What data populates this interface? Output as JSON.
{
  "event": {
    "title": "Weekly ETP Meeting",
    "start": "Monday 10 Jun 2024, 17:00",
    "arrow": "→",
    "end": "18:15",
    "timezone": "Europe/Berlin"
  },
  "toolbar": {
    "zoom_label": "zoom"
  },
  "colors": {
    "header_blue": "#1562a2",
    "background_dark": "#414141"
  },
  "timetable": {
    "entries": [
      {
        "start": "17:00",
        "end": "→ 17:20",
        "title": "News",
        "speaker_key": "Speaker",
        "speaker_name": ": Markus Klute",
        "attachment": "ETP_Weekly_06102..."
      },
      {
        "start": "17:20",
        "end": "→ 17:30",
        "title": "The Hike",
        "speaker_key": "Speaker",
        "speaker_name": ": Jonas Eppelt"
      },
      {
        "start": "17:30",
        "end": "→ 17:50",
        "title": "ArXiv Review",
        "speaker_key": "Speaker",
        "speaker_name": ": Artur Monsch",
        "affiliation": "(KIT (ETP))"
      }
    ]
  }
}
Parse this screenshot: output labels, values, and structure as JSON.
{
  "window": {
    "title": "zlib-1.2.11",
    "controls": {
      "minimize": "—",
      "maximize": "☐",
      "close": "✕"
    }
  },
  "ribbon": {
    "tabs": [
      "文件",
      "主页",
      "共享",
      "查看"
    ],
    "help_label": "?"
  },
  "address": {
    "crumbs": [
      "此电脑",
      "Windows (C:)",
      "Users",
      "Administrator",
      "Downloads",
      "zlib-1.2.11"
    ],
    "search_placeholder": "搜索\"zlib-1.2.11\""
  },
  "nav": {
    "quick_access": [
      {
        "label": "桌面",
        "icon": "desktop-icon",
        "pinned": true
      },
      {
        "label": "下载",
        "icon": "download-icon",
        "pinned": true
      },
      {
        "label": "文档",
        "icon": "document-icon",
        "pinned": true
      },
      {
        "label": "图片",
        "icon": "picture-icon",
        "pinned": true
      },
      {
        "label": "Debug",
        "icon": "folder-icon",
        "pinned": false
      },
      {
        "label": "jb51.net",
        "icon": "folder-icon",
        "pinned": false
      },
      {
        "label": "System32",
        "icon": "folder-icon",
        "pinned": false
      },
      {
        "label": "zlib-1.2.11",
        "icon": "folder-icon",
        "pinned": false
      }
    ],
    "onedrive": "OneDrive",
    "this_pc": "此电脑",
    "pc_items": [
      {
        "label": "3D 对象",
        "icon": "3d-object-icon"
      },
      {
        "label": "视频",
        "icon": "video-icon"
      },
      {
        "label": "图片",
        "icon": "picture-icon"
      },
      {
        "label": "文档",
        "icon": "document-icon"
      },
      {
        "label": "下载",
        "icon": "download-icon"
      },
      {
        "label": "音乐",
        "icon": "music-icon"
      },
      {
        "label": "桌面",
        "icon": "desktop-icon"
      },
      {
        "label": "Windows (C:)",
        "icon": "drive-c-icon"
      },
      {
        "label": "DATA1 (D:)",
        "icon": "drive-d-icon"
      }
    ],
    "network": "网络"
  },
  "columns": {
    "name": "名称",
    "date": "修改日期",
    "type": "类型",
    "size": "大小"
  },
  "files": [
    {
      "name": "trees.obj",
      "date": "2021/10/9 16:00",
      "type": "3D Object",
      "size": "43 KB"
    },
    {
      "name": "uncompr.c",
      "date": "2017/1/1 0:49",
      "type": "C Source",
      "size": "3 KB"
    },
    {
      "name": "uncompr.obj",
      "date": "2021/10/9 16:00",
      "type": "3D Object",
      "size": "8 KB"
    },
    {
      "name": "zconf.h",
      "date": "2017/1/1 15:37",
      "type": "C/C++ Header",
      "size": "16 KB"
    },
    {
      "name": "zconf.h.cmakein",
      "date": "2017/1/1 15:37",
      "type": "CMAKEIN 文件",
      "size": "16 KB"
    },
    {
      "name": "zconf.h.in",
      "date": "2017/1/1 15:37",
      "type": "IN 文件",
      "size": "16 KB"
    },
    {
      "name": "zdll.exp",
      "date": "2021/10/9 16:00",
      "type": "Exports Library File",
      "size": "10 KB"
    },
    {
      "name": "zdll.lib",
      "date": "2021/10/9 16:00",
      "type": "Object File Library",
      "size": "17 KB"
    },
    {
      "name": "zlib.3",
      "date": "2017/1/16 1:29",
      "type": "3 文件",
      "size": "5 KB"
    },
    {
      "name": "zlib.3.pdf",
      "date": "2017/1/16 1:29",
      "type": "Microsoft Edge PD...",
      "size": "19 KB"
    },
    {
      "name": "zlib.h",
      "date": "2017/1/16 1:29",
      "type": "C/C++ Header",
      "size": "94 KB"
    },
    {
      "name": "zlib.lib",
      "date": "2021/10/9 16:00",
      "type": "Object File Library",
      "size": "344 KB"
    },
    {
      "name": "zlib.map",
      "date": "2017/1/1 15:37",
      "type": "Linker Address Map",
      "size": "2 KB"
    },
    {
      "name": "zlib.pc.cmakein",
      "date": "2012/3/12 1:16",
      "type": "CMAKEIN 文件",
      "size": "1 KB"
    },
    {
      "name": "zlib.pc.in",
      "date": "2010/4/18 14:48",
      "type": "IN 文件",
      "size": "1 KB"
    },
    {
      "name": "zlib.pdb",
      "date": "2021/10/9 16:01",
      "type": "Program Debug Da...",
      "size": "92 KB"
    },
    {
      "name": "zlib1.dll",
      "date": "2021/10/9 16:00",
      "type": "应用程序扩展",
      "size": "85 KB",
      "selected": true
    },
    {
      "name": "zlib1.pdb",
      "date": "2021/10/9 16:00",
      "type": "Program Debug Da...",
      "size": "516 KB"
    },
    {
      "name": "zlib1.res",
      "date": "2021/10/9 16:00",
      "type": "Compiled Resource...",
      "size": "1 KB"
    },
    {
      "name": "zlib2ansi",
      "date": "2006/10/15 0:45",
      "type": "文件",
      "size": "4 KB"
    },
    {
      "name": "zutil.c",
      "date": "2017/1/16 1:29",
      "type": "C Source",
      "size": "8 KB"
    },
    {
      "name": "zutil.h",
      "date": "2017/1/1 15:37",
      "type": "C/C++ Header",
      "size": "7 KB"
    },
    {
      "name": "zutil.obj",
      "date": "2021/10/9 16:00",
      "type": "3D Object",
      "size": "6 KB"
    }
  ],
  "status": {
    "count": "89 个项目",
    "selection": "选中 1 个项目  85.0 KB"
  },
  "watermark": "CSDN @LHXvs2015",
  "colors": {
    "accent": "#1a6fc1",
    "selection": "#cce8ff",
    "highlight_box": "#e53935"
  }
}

++++++++++++++++++++

» **What to produce**
Restate the whole listing exactly.

» **Solution for this problem**
What data populates this interface? Output as JSON.
{
  "event": {
    "title": "Weekly ETP Meeting",
    "start": "Monday 10 Jun 2024, 17:00",
    "arrow": "→",
    "end": "18:15",
    "timezone": "Europe/Berlin"
  },
  "toolbar": {
    "zoom_label": "zoom"
  },
  "colors": {
    "header_blue": "#1562a2",
    "background_dark": "#414141"
  },
  "timetable": {
    "entries": [
      {
        "start": "17:00",
        "end": "→ 17:20",
        "title": "News",
        "speaker_key": "Speaker",
        "speaker_name": ": Markus Klute",
        "attachment": "ETP_Weekly_06102..."
      },
      {
        "start": "17:20",
        "end": "→ 17:30",
        "title": "The Hike",
        "speaker_key": "Speaker",
        "speaker_name": ": Jonas Eppelt"
      },
      {
        "start": "17:30",
        "end": "→ 17:50",
        "title": "ArXiv Review",
        "speaker_key": "Speaker",
        "speaker_name": ": Artur Monsch",
        "affiliation": "(KIT (ETP))"
      }
    ]
  }
}
Parse this screenshot: output labels, values, and structure as JSON.
{
  "window": {
    "title": "zlib-1.2.11",
    "controls": {
      "minimize": "—",
      "maximize": "☐",
      "close": "✕"
    }
  },
  "ribbon": {
    "tabs": [
      "文件",
      "主页",
      "共享",
      "查看"
    ],
    "help_label": "?"
  },
  "address": {
    "crumbs": [
      "此电脑",
      "Windows (C:)",
      "Users",
      "Administrator",
      "Downloads",
      "zlib-1.2.11"
    ],
    "search_placeholder": "搜索\"zlib-1.2.11\""
  },
  "nav": {
    "quick_access": [
      {
        "label": "桌面",
        "icon": "desktop-icon",
        "pinned": true
      },
      {
        "label": "下载",
        "icon": "download-icon",
        "pinned": true
      },
      {
        "label": "文档",
        "icon": "document-icon",
        "pinned": true
      },
      {
        "label": "图片",
        "icon": "picture-icon",
        "pinned": true
      },
      {
        "label": "Debug",
        "icon": "folder-icon",
        "pinned": false
      },
      {
        "label": "jb51.net",
        "icon": "folder-icon",
        "pinned": false
      },
      {
        "label": "System32",
        "icon": "folder-icon",
        "pinned": false
      },
      {
        "label": "zlib-1.2.11",
        "icon": "folder-icon",
        "pinned": false
      }
    ],
    "onedrive": "OneDrive",
    "this_pc": "此电脑",
    "pc_items": [
      {
        "label": "3D 对象",
        "icon": "3d-object-icon"
      },
      {
        "label": "视频",
        "icon": "video-icon"
      },
      {
        "label": "图片",
        "icon": "picture-icon"
      },
      {
        "label": "文档",
        "icon": "document-icon"
      },
      {
        "label": "下载",
        "icon": "download-icon"
      },
      {
        "label": "音乐",
        "icon": "music-icon"
      },
      {
        "label": "桌面",
        "icon": "desktop-icon"
      },
      {
        "label": "Windows (C:)",
        "icon": "drive-c-icon"
      },
      {
        "label": "DATA1 (D:)",
        "icon": "drive-d-icon"
      }
    ],
    "network": "网络"
  },
  "columns": {
    "name": "名称",
    "date": "修改日期",
    "type": "类型",
    "size": "大小"
  },
  "files": [
    {
      "name": "trees.obj",
      "date": "2021/10/9 16:00",
      "type": "3D Object",
      "size": "43 KB"
    },
    {
      "name": "uncompr.c",
      "date": "2017/1/1 0:49",
      "type": "C Source",
      "size": "3 KB"
    },
    {
      "name": "uncompr.obj",
      "date": "2021/10/9 16:00",
      "type": "3D Object",
      "size": "8 KB"
    },
    {
      "name": "zconf.h",
      "date": "2017/1/1 15:37",
      "type": "C/C++ Header",
      "size": "16 KB"
    },
    {
      "name": "zconf.h.cmakein",
      "date": "2017/1/1 15:37",
      "type": "CMAKEIN 文件",
      "size": "16 KB"
    },
    {
      "name": "zconf.h.in",
      "date": "2017/1/1 15:37",
      "type": "IN 文件",
      "size": "16 KB"
    },
    {
      "name": "zdll.exp",
      "date": "2021/10/9 16:00",
      "type": "Exports Library File",
      "size": "10 KB"
    },
    {
      "name": "zdll.lib",
      "date": "2021/10/9 16:00",
      "type": "Object File Library",
      "size": "17 KB"
    },
    {
      "name": "zlib.3",
      "date": "2017/1/16 1:29",
      "type": "3 文件",
      "size": "5 KB"
    },
    {
      "name": "zlib.3.pdf",
      "date": "2017/1/16 1:29",
      "type": "Microsoft Edge PD...",
      "size": "19 KB"
    },
    {
      "name": "zlib.h",
      "date": "2017/1/16 1:29",
      "type": "C/C++ Header",
      "size": "94 KB"
    },
    {
      "name": "zlib.lib",
      "date": "2021/10/9 16:00",
      "type": "Object File Library",
      "size": "344 KB"
    },
    {
      "name": "zlib.map",
      "date": "2017/1/1 15:37",
      "type": "Linker Address Map",
      "size": "2 KB"
    },
    {
      "name": "zlib.pc.cmakein",
      "date": "2012/3/12 1:16",
      "type": "CMAKEIN 文件",
      "size": "1 KB"
    },
    {
      "name": "zlib.pc.in",
      "date": "2010/4/18 14:48",
      "type": "IN 文件",
      "size": "1 KB"
    },
    {
      "name": "zlib.pdb",
      "date": "2021/10/9 16:01",
      "type": "Program Debug Da...",
      "size": "92 KB"
    },
    {
      "name": "zlib1.dll",
      "date": "2021/10/9 16:00",
      "type": "应用程序扩展",
      "size": "85 KB",
      "selected": true
    },
    {
      "name": "zlib1.pdb",
      "date": "2021/10/9 16:00",
      "type": "Program Debug Da...",
      "size": "516 KB"
    },
    {
      "name": "zlib1.res",
      "date": "2021/10/9 16:00",
      "type": "Compiled Resource...",
      "size": "1 KB"
    },
    {
      "name": "zlib2ansi",
      "date": "2006/10/15 0:45",
      "type": "文件",
      "size": "4 KB"
    },
    {
      "name": "zutil.c",
      "date": "2017/1/16 1:29",
      "type": "C Source",
      "size": "8 KB"
    },
    {
      "name": "zutil.h",
      "date": "2017/1/1 15:37",
      "type": "C/C++ Header",
      "size": "7 KB"
    },
    {
      "name": "zutil.obj",
      "date": "2021/10/9 16:00",
      "type": "3D Object",
      "size": "6 KB"
    }
  ],
  "status": {
    "count": "89 个项目",
    "selection": "选中 1 个项目  85.0 KB"
  },
  "watermark": "CSDN @LHXvs2015",
  "colors": {
    "accent": "#1a6fc1",
    "selection": "#cce8ff",
    "highlight_box": "#e53935"
  }
}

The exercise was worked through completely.